◆ To be done: Comb through the entries for "icon" and pull out each line that holds it.
[Begin]
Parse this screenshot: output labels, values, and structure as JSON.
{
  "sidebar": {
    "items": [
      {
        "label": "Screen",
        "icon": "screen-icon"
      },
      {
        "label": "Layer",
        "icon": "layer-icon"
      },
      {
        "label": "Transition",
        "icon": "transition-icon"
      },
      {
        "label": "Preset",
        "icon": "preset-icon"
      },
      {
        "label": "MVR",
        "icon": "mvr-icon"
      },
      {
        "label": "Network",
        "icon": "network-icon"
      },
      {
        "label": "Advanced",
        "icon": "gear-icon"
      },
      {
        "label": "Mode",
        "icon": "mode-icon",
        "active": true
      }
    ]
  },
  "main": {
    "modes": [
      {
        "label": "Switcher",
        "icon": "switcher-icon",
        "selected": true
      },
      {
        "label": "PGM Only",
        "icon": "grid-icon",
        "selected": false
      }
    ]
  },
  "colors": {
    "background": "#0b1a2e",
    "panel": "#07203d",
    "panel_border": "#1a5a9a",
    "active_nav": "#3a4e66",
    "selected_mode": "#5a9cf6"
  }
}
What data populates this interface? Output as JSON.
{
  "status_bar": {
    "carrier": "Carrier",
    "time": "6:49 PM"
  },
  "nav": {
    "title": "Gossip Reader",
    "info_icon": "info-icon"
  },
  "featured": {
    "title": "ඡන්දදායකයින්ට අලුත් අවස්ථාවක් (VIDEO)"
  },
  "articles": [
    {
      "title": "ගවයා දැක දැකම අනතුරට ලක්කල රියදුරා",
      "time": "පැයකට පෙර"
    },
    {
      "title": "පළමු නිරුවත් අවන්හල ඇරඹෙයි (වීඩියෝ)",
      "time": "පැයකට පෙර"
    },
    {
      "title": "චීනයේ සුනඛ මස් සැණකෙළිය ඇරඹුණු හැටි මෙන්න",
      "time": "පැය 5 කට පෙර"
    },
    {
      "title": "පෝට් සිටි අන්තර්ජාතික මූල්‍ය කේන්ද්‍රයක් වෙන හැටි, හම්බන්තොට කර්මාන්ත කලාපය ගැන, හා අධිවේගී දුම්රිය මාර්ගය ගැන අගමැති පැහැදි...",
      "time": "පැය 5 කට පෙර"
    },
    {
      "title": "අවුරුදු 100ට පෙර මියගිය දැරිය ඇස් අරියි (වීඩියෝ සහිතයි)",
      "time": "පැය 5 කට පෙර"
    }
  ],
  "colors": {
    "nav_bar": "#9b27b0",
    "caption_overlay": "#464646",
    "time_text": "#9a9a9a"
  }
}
[End]
◆ Worked answer:
        "icon": "screen-icon"
        "icon": "layer-icon"
        "icon": "transition-icon"
        "icon": "preset-icon"
        "icon": "mvr-icon"
        "icon": "network-icon"
        "icon": "gear-icon"
        "icon": "mode-icon",
        "icon": "switcher-icon",
        "icon": "grid-icon",
    "info_icon": "info-icon"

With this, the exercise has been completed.